== GIVEN DATA
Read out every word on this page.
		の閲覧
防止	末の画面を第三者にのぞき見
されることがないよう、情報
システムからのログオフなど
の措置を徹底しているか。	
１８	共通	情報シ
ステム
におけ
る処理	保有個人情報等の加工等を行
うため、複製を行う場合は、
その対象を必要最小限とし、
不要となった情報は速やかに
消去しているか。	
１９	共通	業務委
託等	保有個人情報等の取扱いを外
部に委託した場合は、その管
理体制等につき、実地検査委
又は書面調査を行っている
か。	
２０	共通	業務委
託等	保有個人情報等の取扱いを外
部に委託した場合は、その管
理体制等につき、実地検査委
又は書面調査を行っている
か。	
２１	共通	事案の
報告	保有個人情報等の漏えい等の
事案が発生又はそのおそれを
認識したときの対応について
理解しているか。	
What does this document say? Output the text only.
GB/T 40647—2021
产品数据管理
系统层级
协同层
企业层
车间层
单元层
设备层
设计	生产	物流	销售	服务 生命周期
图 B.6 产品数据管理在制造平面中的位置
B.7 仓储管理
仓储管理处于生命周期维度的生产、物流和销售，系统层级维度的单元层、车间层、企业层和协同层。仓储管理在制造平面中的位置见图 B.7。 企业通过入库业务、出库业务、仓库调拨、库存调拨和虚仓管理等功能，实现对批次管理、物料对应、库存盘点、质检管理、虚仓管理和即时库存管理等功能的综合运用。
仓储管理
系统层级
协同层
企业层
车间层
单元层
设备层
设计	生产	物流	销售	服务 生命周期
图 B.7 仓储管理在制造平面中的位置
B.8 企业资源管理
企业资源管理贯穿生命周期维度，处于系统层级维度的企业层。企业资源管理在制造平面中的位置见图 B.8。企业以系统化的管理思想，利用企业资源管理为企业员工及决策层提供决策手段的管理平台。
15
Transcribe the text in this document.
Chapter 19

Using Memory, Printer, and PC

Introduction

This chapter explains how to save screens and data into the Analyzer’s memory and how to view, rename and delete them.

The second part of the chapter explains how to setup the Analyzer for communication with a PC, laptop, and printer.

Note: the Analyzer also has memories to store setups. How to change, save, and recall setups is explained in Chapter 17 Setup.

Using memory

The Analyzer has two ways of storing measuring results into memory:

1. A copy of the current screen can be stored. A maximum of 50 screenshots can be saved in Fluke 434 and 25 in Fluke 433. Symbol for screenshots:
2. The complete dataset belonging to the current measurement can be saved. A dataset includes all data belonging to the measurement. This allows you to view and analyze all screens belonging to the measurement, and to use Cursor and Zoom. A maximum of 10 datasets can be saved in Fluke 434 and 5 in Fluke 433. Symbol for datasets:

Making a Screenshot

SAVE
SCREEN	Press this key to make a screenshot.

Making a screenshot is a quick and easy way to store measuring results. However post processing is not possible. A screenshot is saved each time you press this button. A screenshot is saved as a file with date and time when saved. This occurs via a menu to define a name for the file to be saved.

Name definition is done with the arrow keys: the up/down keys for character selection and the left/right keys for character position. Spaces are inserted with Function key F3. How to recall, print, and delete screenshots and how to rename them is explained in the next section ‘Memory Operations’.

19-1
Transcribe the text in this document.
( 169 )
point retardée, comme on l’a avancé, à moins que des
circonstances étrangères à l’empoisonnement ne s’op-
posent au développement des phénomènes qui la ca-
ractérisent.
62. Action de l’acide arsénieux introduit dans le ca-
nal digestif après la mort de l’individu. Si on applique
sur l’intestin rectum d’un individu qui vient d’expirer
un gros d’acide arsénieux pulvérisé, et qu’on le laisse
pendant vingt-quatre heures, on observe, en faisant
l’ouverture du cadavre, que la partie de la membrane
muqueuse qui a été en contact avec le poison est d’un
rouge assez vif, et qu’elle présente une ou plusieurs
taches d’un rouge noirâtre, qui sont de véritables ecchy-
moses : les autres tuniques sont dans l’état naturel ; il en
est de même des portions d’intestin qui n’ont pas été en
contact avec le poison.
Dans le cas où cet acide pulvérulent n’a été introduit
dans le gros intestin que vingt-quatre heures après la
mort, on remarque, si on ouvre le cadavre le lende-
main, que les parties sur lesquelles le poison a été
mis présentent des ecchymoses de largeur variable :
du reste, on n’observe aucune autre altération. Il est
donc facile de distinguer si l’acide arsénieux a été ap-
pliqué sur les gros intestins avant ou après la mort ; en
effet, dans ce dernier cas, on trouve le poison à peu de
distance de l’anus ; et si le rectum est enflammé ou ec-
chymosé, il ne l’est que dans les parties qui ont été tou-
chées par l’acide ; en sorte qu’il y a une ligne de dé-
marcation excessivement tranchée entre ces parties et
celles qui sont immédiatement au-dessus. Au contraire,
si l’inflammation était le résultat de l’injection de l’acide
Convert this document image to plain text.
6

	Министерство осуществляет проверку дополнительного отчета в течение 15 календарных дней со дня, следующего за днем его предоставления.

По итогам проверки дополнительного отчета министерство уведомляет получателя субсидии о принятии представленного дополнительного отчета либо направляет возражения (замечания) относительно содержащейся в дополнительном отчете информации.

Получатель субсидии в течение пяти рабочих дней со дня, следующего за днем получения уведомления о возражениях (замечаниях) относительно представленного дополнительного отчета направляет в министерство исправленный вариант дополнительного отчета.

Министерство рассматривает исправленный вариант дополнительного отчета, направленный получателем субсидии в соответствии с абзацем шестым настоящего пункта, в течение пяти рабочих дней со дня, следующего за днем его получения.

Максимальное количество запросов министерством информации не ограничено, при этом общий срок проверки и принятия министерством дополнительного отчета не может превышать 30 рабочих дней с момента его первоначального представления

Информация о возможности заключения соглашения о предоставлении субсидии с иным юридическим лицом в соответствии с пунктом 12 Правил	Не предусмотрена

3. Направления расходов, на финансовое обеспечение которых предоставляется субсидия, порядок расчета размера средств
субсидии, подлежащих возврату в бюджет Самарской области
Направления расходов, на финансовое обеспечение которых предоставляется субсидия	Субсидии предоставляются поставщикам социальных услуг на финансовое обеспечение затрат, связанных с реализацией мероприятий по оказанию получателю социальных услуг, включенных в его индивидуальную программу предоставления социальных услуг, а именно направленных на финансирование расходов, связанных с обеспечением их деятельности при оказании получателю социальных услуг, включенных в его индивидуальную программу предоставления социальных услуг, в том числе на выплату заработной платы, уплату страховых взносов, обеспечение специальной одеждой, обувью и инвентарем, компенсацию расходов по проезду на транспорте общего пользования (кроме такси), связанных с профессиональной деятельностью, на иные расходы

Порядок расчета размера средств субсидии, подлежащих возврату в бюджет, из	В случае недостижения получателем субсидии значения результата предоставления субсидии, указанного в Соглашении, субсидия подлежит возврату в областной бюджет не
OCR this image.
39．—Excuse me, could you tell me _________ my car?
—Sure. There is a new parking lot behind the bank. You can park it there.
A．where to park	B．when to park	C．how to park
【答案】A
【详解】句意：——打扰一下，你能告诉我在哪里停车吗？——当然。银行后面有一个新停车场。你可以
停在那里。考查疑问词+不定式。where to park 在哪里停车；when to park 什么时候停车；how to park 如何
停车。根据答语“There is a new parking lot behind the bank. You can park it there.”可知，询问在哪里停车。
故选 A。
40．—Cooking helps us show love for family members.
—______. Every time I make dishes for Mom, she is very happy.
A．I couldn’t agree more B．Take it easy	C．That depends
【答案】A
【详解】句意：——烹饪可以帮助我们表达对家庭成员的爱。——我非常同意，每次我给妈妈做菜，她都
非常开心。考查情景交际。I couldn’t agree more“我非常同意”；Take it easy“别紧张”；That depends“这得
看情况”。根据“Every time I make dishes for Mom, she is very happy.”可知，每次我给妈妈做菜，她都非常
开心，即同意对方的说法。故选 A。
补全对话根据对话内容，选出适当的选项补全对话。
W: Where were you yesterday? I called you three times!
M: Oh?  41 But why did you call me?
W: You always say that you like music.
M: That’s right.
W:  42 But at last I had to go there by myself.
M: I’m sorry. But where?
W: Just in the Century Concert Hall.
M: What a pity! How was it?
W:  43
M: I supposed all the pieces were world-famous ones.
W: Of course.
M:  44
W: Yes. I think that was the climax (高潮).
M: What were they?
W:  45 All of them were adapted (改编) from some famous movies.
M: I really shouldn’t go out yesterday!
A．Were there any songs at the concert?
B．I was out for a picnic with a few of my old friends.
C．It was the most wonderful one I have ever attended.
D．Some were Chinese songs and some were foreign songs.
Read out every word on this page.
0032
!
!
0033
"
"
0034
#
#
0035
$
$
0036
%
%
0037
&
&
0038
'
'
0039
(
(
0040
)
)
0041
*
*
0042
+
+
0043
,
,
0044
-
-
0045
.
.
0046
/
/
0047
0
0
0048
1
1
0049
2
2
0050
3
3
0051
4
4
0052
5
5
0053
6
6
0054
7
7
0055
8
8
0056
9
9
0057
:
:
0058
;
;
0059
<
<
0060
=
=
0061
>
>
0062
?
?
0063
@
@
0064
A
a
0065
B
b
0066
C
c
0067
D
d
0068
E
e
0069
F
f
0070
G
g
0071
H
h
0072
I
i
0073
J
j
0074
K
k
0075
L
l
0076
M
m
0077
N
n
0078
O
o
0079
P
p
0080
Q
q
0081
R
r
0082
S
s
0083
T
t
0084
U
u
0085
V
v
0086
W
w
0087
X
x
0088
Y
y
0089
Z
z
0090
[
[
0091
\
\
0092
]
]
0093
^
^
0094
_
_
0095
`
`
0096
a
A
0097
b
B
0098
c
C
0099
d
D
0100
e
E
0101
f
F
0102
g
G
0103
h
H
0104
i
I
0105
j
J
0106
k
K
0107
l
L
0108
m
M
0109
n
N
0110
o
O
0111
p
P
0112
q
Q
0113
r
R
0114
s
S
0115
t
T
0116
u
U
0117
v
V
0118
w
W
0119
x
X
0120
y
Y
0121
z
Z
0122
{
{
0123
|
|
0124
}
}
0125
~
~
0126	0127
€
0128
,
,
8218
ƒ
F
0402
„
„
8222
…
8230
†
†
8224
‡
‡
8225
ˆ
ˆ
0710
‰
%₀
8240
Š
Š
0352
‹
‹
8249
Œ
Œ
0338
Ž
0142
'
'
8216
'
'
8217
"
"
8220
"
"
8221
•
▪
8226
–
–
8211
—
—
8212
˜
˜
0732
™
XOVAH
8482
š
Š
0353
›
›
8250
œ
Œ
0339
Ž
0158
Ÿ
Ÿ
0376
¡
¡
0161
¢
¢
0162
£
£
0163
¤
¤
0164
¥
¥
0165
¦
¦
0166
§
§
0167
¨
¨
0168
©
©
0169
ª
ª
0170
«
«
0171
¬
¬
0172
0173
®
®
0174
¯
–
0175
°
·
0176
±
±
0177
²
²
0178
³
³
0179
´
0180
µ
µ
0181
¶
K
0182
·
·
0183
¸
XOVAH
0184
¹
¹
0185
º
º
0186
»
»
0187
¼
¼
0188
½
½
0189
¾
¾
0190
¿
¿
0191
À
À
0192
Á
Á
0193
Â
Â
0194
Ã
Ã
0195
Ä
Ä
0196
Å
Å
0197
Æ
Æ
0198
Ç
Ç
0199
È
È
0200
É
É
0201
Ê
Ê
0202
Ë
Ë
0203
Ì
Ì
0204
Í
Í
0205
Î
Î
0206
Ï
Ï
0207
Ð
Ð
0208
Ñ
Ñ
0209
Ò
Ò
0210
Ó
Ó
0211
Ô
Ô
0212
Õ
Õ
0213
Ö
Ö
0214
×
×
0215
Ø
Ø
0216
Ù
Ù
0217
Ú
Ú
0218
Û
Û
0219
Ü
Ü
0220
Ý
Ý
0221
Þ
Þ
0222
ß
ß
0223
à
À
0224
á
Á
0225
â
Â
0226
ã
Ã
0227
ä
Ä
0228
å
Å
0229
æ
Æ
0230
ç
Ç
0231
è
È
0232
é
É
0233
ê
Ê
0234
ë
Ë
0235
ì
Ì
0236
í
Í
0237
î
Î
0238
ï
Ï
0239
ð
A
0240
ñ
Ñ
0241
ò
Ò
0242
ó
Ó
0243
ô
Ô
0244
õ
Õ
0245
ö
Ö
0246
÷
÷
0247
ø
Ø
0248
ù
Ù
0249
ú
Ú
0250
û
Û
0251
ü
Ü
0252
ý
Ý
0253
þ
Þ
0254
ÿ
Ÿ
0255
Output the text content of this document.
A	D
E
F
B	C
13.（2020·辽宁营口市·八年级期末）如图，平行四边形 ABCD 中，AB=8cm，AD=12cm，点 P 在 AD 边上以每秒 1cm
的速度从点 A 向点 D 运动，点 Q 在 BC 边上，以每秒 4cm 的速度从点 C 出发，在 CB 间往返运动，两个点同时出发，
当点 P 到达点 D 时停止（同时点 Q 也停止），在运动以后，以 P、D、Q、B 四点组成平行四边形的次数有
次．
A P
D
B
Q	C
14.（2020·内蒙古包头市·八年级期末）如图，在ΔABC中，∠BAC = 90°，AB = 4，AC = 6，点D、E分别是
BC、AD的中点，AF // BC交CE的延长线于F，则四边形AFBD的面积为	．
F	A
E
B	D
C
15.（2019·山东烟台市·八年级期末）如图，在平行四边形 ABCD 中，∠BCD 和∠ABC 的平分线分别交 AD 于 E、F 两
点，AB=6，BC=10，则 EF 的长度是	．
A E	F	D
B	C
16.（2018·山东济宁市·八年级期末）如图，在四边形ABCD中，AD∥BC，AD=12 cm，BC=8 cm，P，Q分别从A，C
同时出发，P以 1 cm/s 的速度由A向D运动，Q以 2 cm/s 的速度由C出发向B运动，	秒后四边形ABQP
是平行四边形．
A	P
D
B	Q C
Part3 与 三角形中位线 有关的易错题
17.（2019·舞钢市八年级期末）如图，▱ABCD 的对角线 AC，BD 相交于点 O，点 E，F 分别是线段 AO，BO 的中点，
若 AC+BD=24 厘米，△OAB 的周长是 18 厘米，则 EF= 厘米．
====
(YOUR TASK)
Scan the listing above for the word "rectum" and copy every line that holds it.

(EXERCISE RESULT)
sur l’intestin rectum d’un individu qui vient d’expirer
distance de l’anus ; et si le rectum est enflammé ou ec-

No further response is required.